AIM OF THE EXERCISE ::
Reproduce the records that follow in full, excluding any picture they contain.

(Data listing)
──────────

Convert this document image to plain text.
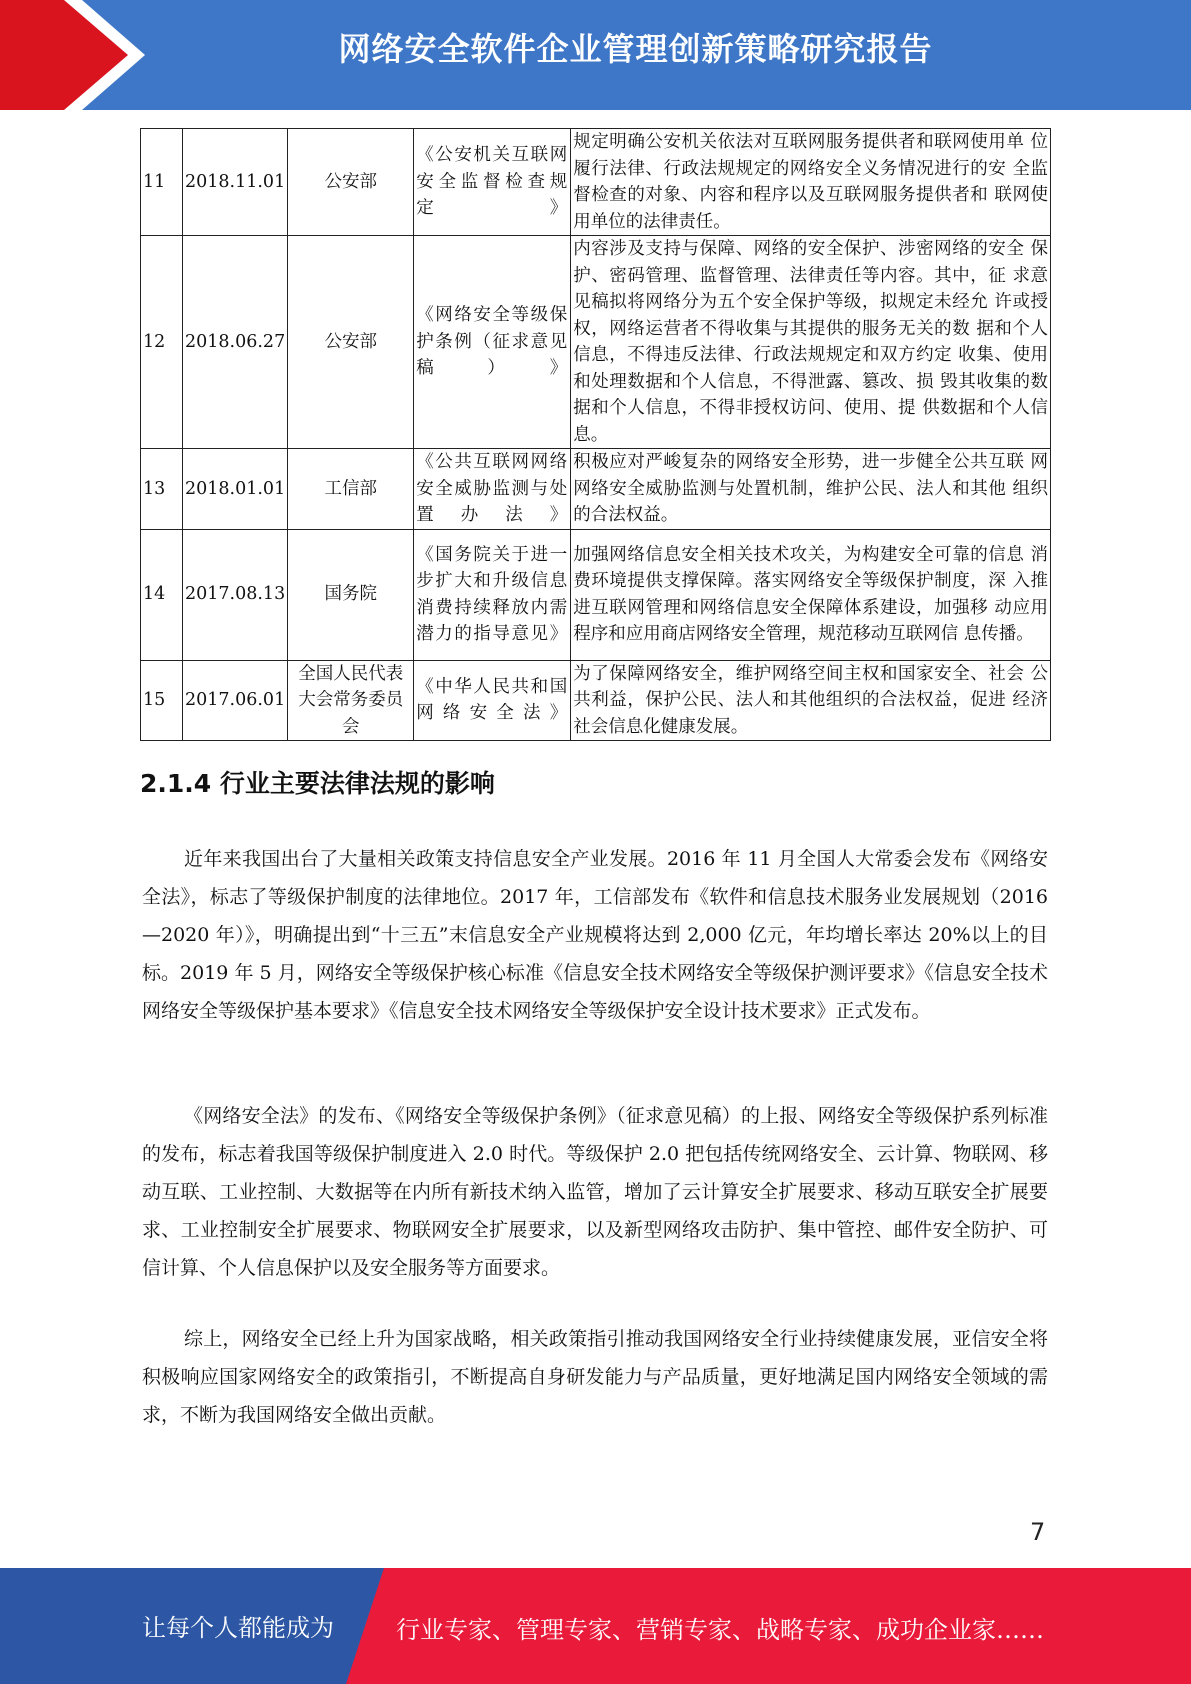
网络安全软件企业管理创新策略研究报告
11	2018.11.01	公安部	《公安机关互联网安全监督检查规定》	规定明确公安机关依法对互联网服务提供者和联网使用单 位履行法律、行政法规规定的网络安全义务情况进行的安 全监督检查的对象、内容和程序以及互联网服务提供者和 联网使用单位的法律责任。
12	2018.06.27	公安部	《网络安全等级保护条例（征求意见稿）》	内容涉及支持与保障、网络的安全保护、涉密网络的安全 保护、密码管理、监督管理、法律责任等内容。其中，征 求意见稿拟将网络分为五个安全保护等级，拟规定未经允 许或授权，网络运营者不得收集与其提供的服务无关的数 据和个人信息，不得违反法律、行政法规规定和双方约定 收集、使用和处理数据和个人信息，不得泄露、篡改、损 毁其收集的数据和个人信息，不得非授权访问、使用、提 供数据和个人信息。
13	2018.01.01	工信部	《公共互联网网络安全威胁监测与处置办法》	积极应对严峻复杂的网络安全形势，进一步健全公共互联 网网络安全威胁监测与处置机制，维护公民、法人和其他 组织的合法权益。
14	2017.08.13	国务院	《国务院关于进一步扩大和升级信息消费持续释放内需潜力的指导意见》	加强网络信息安全相关技术攻关，为构建安全可靠的信息 消费环境提供支撑保障。落实网络安全等级保护制度，深 入推进互联网管理和网络信息安全保障体系建设，加强移 动应用程序和应用商店网络安全管理，规范移动互联网信 息传播。
15	2017.06.01	全国人民代表大会常务委员会	《中华人民共和国网络安全法》	为了保障网络安全，维护网络空间主权和国家安全、社会 公共利益，保护公民、法人和其他组织的合法权益，促进 经济社会信息化健康发展。
2.1.4 行业主要法律法规的影响

近年来我国出台了大量相关政策支持信息安全产业发展。2016 年 11 月全国人大常委会发布《网络安全法》，标志了等级保护制度的法律地位。2017 年，工信部发布《软件和信息技术服务业发展规划（2016—2020 年）》，明确提出到“十三五”末信息安全产业规模将达到 2,000 亿元，年均增长率达 20%以上的目标。2019 年 5 月，网络安全等级保护核心标准《信息安全技术网络安全等级保护测评要求》《信息安全技术网络安全等级保护基本要求》《信息安全技术网络安全等级保护安全设计技术要求》正式发布。

《网络安全法》的发布、《网络安全等级保护条例》（征求意见稿）的上报、网络安全等级保护系列标准的发布，标志着我国等级保护制度进入 2.0 时代。等级保护 2.0 把包括传统网络安全、云计算、物联网、移动互联、工业控制、大数据等在内所有新技术纳入监管，增加了云计算安全扩展要求、移动互联安全扩展要求、工业控制安全扩展要求、物联网安全扩展要求，以及新型网络攻击防护、集中管控、邮件安全防护、可信计算、个人信息保护以及安全服务等方面要求。

综上，网络安全已经上升为国家战略，相关政策指引推动我国网络安全行业持续健康发展，亚信安全将积极响应国家网络安全的政策指引，不断提高自身研发能力与产品质量，更好地满足国内网络安全领域的需求，不断为我国网络安全做出贡献。

7
让每个人都能成为	行业专家、管理专家、营销专家、战略专家、成功企业家……
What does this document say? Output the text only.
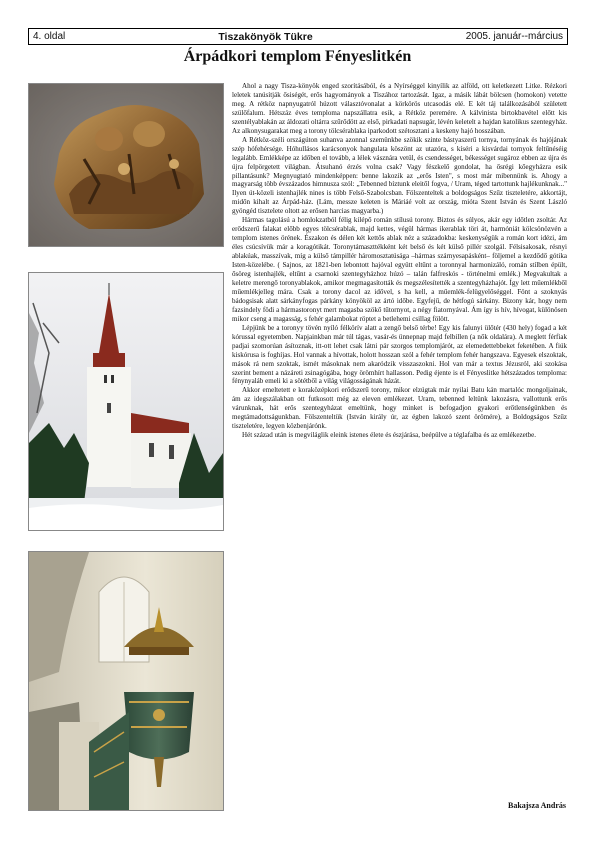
4. oldal	Tiszakönyök Tükre	2005. január--március
Árpádkori templom Fényeslitkén

Ahol a nagy Tisza-könyök enged szorításából, és a Nyírséggel kinyílik az alföld, ott keletkezett Litke. Rézkori leletek tanúsítják ősiségét, erős hagyományok a Tiszához tartozását. Igaz, a másik lábát bölcsen (homokon) vetette meg. A rétköz napnyugatról húzott választóvonalat a körkörös utcasodás elé. E két táj találkozásából született szülőfalum. Hétszáz éves temploma napszállatra esik, a Rétköz peremére. A kálvinista birtokbavétel előtt kis szentélyablakán az áldozati oltárra szűrődött az első, pirkadati napsugár, lévén keletelt a hajdan katolikus szentegyház. Az alkonysugarakat meg a torony tölcsérablaka iparkodott szétosztani a keskeny hajó hosszában.

A Rétköz-széli országúton suhanva azonnal szemünkbe szökik szinte bástyaszerű tornya, tornyának és hajójának szép hófehérsége. Hóhullásos karácsonyok hangulata köszönt az utazóra, s kíséri a kisvárdai tornyok feltűnéséig legalább. Emlékképe az időben el tovább, a lélek vásznára vetül, és csendességet, békességet sugároz ebben az újra és újra felpörgetett világban. Átsuhanó érzés volna csak? Vagy fészkelő gondolat, ha ősrégi kőegyházra esik pillantásunk? Megnyugtató mindenképpen: benne lakozik az „erős Isten", s most már mibennünk is. Ahogy a magyarság több évszázados himnusza szól: „Tebenned bíztunk eleitől fogva, / Uram, téged tartottunk hajlékunknak..." Ilyen út-közeli istenhajlék nines is több Felső-Szabolcsban. Fölszenteltek a boldogságos Szűz tiszteletére, akkortájt, midőn kihalt az Árpád-ház. (Lám, messze keleten is Máriáé volt az ország, mióta Szent István és Szent László gyöngéd tisztelete oltott az erősen harcias magyarba.)

Hármas tagolású a homlokzatból félig kilépő román stílusú torony. Biztos és súlyos, akár egy időtlen zsoltár. Az erődszerű falakat előbb egyes tölcsérablak, majd kettes, végül hármas ikerablak töri át, harmóniát kölcsönözvén a templom istenes örének. Északon és délen két kettős ablak néz a századokba: keskenységük a román kort idézi, ám éles csúcsívük már a koragótikát. Toronytámaszttékként két belső és két külső pillér szolgál. Félsisakosak, résnyi ablakúak, masszívak, míg a külső támpillér háromosztatúsága –hármas szárnyesapásként– följemel a kezdődő gótika Isten-közelébe. ( Sajnos, az 1821-ben lebontott hajóval együtt eltűnt a toronnyal harmonizáló, román stílben épült, ősöreg istenhajlék, eltűnt a csarnoki szentegyházhoz húzó – talán falfreskós - történelmi emlék.) Megvakultak a keletre merengő toronyablakok, amikor megmagasították és megszélesítették a szentegyházhajót. Így lett műemlékből műemlékjelleg mára. Csak a torony dacol az idővel, s ha kell, a műemlék-felügyelőséggel. Fönt a szoknyás bádogsisak alatt sárkányfogas párkány könyököl az ártó időbe. Egyfejű, de hétfogú sárkány. Bizony kár, hogy nem fazsindely födi a hármastoronyt mert magasba szökő tűtornyot, a négy fiatornyával. Ám így is hív, hívogat, különösen mikor cseng a magasság, s fehér galambokat röptet a betlehemi csillag fölött.

Lépjünk be a toronyy tövén nyíló félkörív alatt a zengő belső térbe! Egy kis falunyi ülőtér (430 hely) fogad a két kórussal egyetemben. Napjainkban már túl tágas, vasár-és ünnepnap majd felbillen (a nők oldalára). A meglett férfiak padjai szomorúan ásítoznak, itt-ott lehet csak látni pár szorgos templomjárót, az elemedettebbeket feketében. A fiúk kiskórusa is foghíjas. Hol vannak a hívottak, holott hosszan szól a fehér templom fehér hangszava. Egyesek elszoktak, mások rá nem szoktak, ismét másoknak nem akaródzik visszaszokni. Hol van már a textus Jézusról, aki szokása szerint bement a názáreti zsinagógába, hogy örömhírt hallasson. Pedig éjente is el Fényeslitke hétszázados temploma: fénynyaláb emeli ki a sötétből a világ világosságának házát.

Akkor emeltetett e koraközépkori erődszerű torony, mikor elzúgtak már nyilai Batu kán martalóc mongoljainak, ám az idegszálakban ott futkosott még az eleven emlékezet. Uram, tebenned leltünk lakozásra, vallottunk erős várunknak, hát erős szentegyházat emeltünk, hogy minket is befogadjon gyakori erőtlenségünkben és megtámadottságunkban. Fölszenteltük (István király úr, az égben lakozó szent örömére), a Boldogságos Szűz tiszteletére, legyen közbenjárónk.

Hét század után is megviláglik eleink istenes élete és észjárása, beépülve a téglafalba és az emlékezetbe.

Bakajsza András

──────────

SOLUTION TO THIS EXERCISE ::
Convert this document image to plain text.
网络安全软件企业管理创新策略研究报告
11	2018.11.01	公安部	《公安机关互联网安全监督检查规定》	规定明确公安机关依法对互联网服务提供者和联网使用单 位履行法律、行政法规规定的网络安全义务情况进行的安 全监督检查的对象、内容和程序以及互联网服务提供者和 联网使用单位的法律责任。
12	2018.06.27	公安部	《网络安全等级保护条例（征求意见稿）》	内容涉及支持与保障、网络的安全保护、涉密网络的安全 保护、密码管理、监督管理、法律责任等内容。其中，征 求意见稿拟将网络分为五个安全保护等级，拟规定未经允 许或授权，网络运营者不得收集与其提供的服务无关的数 据和个人信息，不得违反法律、行政法规规定和双方约定 收集、使用和处理数据和个人信息，不得泄露、篡改、损 毁其收集的数据和个人信息，不得非授权访问、使用、提 供数据和个人信息。
13	2018.01.01	工信部	《公共互联网网络安全威胁监测与处置办法》	积极应对严峻复杂的网络安全形势，进一步健全公共互联 网网络安全威胁监测与处置机制，维护公民、法人和其他 组织的合法权益。
14	2017.08.13	国务院	《国务院关于进一步扩大和升级信息消费持续释放内需潜力的指导意见》	加强网络信息安全相关技术攻关，为构建安全可靠的信息 消费环境提供支撑保障。落实网络安全等级保护制度，深 入推进互联网管理和网络信息安全保障体系建设，加强移 动应用程序和应用商店网络安全管理，规范移动互联网信 息传播。
15	2017.06.01	全国人民代表大会常务委员会	《中华人民共和国网络安全法》	为了保障网络安全，维护网络空间主权和国家安全、社会 公共利益，保护公民、法人和其他组织的合法权益，促进 经济社会信息化健康发展。
2.1.4 行业主要法律法规的影响

近年来我国出台了大量相关政策支持信息安全产业发展。2016 年 11 月全国人大常委会发布《网络安全法》，标志了等级保护制度的法律地位。2017 年，工信部发布《软件和信息技术服务业发展规划（2016—2020 年）》，明确提出到“十三五”末信息安全产业规模将达到 2,000 亿元，年均增长率达 20%以上的目标。2019 年 5 月，网络安全等级保护核心标准《信息安全技术网络安全等级保护测评要求》《信息安全技术网络安全等级保护基本要求》《信息安全技术网络安全等级保护安全设计技术要求》正式发布。

《网络安全法》的发布、《网络安全等级保护条例》（征求意见稿）的上报、网络安全等级保护系列标准的发布，标志着我国等级保护制度进入 2.0 时代。等级保护 2.0 把包括传统网络安全、云计算、物联网、移动互联、工业控制、大数据等在内所有新技术纳入监管，增加了云计算安全扩展要求、移动互联安全扩展要求、工业控制安全扩展要求、物联网安全扩展要求，以及新型网络攻击防护、集中管控、邮件安全防护、可信计算、个人信息保护以及安全服务等方面要求。

综上，网络安全已经上升为国家战略，相关政策指引推动我国网络安全行业持续健康发展，亚信安全将积极响应国家网络安全的政策指引，不断提高自身研发能力与产品质量，更好地满足国内网络安全领域的需求，不断为我国网络安全做出贡献。

7
让每个人都能成为	行业专家、管理专家、营销专家、战略专家、成功企业家……
What does this document say? Output the text only.
4. oldal	Tiszakönyök Tükre	2005. január--március
Árpádkori templom Fényeslitkén

Ahol a nagy Tisza-könyök enged szorításából, és a Nyírséggel kinyílik az alföld, ott keletkezett Litke. Rézkori leletek tanúsítják ősiségét, erős hagyományok a Tiszához tartozását. Igaz, a másik lábát bölcsen (homokon) vetette meg. A rétköz napnyugatról húzott választóvonalat a körkörös utcasodás elé. E két táj találkozásából született szülőfalum. Hétszáz éves temploma napszállatra esik, a Rétköz peremére. A kálvinista birtokbavétel előtt kis szentélyablakán az áldozati oltárra szűrődött az első, pirkadati napsugár, lévén keletelt a hajdan katolikus szentegyház. Az alkonysugarakat meg a torony tölcsérablaka iparkodott szétosztani a keskeny hajó hosszában.

A Rétköz-széli országúton suhanva azonnal szemünkbe szökik szinte bástyaszerű tornya, tornyának és hajójának szép hófehérsége. Hóhullásos karácsonyok hangulata köszönt az utazóra, s kíséri a kisvárdai tornyok feltűnéséig legalább. Emlékképe az időben el tovább, a lélek vásznára vetül, és csendességet, békességet sugároz ebben az újra és újra felpörgetett világban. Átsuhanó érzés volna csak? Vagy fészkelő gondolat, ha ősrégi kőegyházra esik pillantásunk? Megnyugtató mindenképpen: benne lakozik az „erős Isten", s most már mibennünk is. Ahogy a magyarság több évszázados himnusza szól: „Tebenned bíztunk eleitől fogva, / Uram, téged tartottunk hajlékunknak..." Ilyen út-közeli istenhajlék nines is több Felső-Szabolcsban. Fölszenteltek a boldogságos Szűz tiszteletére, akkortájt, midőn kihalt az Árpád-ház. (Lám, messze keleten is Máriáé volt az ország, mióta Szent István és Szent László gyöngéd tisztelete oltott az erősen harcias magyarba.)

Hármas tagolású a homlokzatból félig kilépő román stílusú torony. Biztos és súlyos, akár egy időtlen zsoltár. Az erődszerű falakat előbb egyes tölcsérablak, majd kettes, végül hármas ikerablak töri át, harmóniát kölcsönözvén a templom istenes örének. Északon és délen két kettős ablak néz a századokba: keskenységük a román kort idézi, ám éles csúcsívük már a koragótikát. Toronytámaszttékként két belső és két külső pillér szolgál. Félsisakosak, résnyi ablakúak, masszívak, míg a külső támpillér háromosztatúsága –hármas szárnyesapásként– följemel a kezdődő gótika Isten-közelébe. ( Sajnos, az 1821-ben lebontott hajóval együtt eltűnt a toronnyal harmonizáló, román stílben épült, ősöreg istenhajlék, eltűnt a csarnoki szentegyházhoz húzó – talán falfreskós - történelmi emlék.) Megvakultak a keletre merengő toronyablakok, amikor megmagasították és megszélesítették a szentegyházhajót. Így lett műemlékből műemlékjelleg mára. Csak a torony dacol az idővel, s ha kell, a műemlék-felügyelőséggel. Fönt a szoknyás bádogsisak alatt sárkányfogas párkány könyököl az ártó időbe. Egyfejű, de hétfogú sárkány. Bizony kár, hogy nem fazsindely födi a hármastoronyt mert magasba szökő tűtornyot, a négy fiatornyával. Ám így is hív, hívogat, különösen mikor cseng a magasság, s fehér galambokat röptet a betlehemi csillag fölött.

Lépjünk be a toronyy tövén nyíló félkörív alatt a zengő belső térbe! Egy kis falunyi ülőtér (430 hely) fogad a két kórussal egyetemben. Napjainkban már túl tágas, vasár-és ünnepnap majd felbillen (a nők oldalára). A meglett férfiak padjai szomorúan ásítoznak, itt-ott lehet csak látni pár szorgos templomjárót, az elemedettebbeket feketében. A fiúk kiskórusa is foghíjas. Hol vannak a hívottak, holott hosszan szól a fehér templom fehér hangszava. Egyesek elszoktak, mások rá nem szoktak, ismét másoknak nem akaródzik visszaszokni. Hol van már a textus Jézusról, aki szokása szerint bement a názáreti zsinagógába, hogy örömhírt hallasson. Pedig éjente is el Fényeslitke hétszázados temploma: fénynyaláb emeli ki a sötétből a világ világosságának házát.

Akkor emeltetett e koraközépkori erődszerű torony, mikor elzúgtak már nyilai Batu kán martalóc mongoljainak, ám az idegszálakban ott futkosott még az eleven emlékezet. Uram, tebenned leltünk lakozásra, vallottunk erős várunknak, hát erős szentegyházat emeltünk, hogy minket is befogadjon gyakori erőtlenségünkben és megtámadottságunkban. Fölszenteltük (István király úr, az égben lakozó szent örömére), a Boldogságos Szűz tiszteletére, legyen közbenjárónk.

Hét század után is megviláglik eleink istenes élete és észjárása, beépülve a téglafalba és az emlékezetbe.

Bakajsza András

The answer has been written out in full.